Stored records
-.-.-
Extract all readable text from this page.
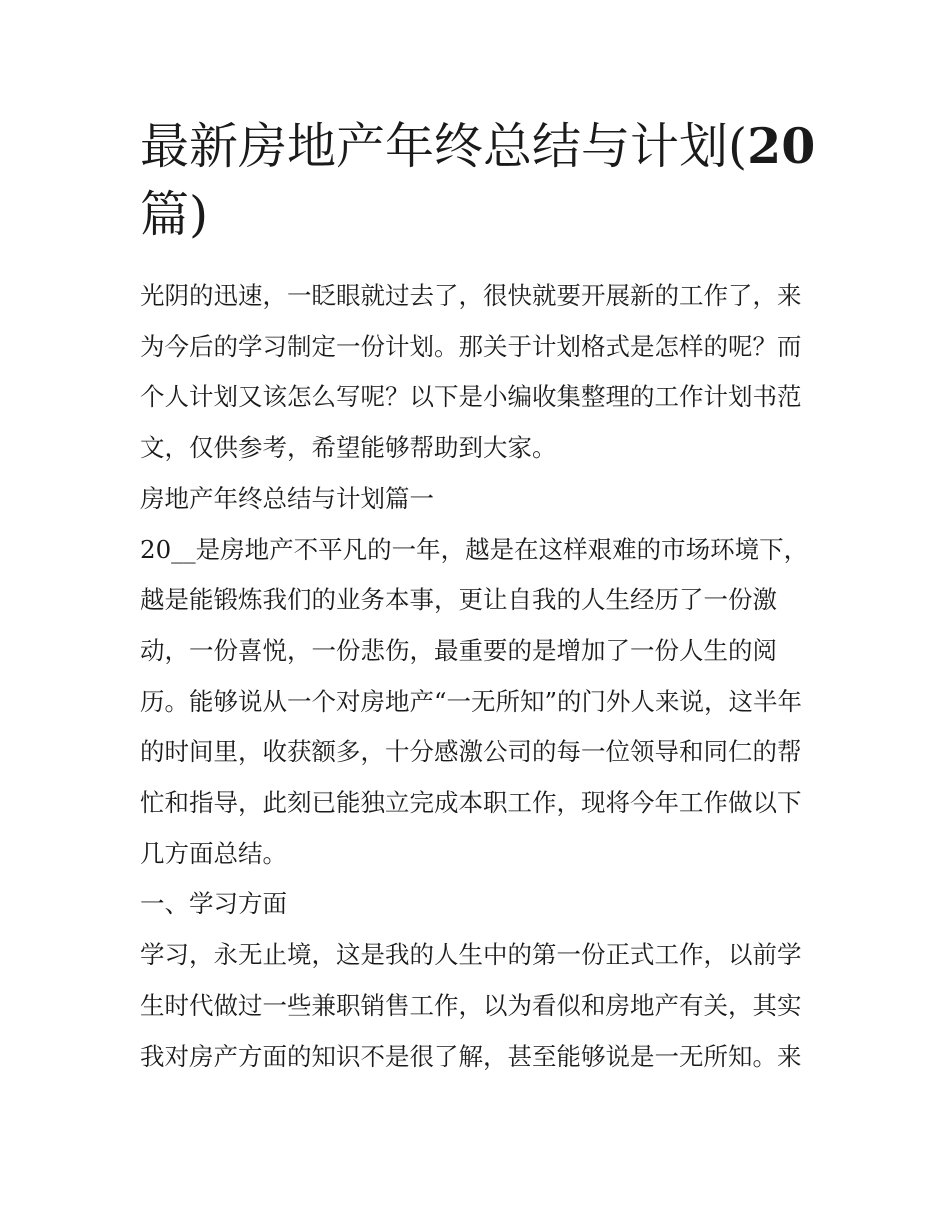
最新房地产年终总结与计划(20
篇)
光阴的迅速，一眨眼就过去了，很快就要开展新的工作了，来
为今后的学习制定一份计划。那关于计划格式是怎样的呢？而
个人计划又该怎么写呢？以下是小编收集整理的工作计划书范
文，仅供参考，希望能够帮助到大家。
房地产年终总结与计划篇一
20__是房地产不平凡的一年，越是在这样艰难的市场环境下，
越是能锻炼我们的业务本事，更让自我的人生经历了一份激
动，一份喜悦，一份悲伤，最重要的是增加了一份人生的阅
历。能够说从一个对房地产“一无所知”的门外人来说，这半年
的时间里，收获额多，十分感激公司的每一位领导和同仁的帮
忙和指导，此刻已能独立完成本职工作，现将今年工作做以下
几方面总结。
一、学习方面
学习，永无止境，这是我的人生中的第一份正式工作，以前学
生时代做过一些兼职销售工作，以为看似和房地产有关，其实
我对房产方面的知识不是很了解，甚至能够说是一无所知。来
-.-.-
### Set problem
Go back to the records above and write them out exactly, without the pictures.

### Output for this task
Extract all readable text from this page.
最新房地产年终总结与计划(20
篇)
光阴的迅速，一眨眼就过去了，很快就要开展新的工作了，来
为今后的学习制定一份计划。那关于计划格式是怎样的呢？而
个人计划又该怎么写呢？以下是小编收集整理的工作计划书范
文，仅供参考，希望能够帮助到大家。
房地产年终总结与计划篇一
20__是房地产不平凡的一年，越是在这样艰难的市场环境下，
越是能锻炼我们的业务本事，更让自我的人生经历了一份激
动，一份喜悦，一份悲伤，最重要的是增加了一份人生的阅
历。能够说从一个对房地产“一无所知”的门外人来说，这半年
的时间里，收获额多，十分感激公司的每一位领导和同仁的帮
忙和指导，此刻已能独立完成本职工作，现将今年工作做以下
几方面总结。
一、学习方面
学习，永无止境，这是我的人生中的第一份正式工作，以前学
生时代做过一些兼职销售工作，以为看似和房地产有关，其实
我对房产方面的知识不是很了解，甚至能够说是一无所知。来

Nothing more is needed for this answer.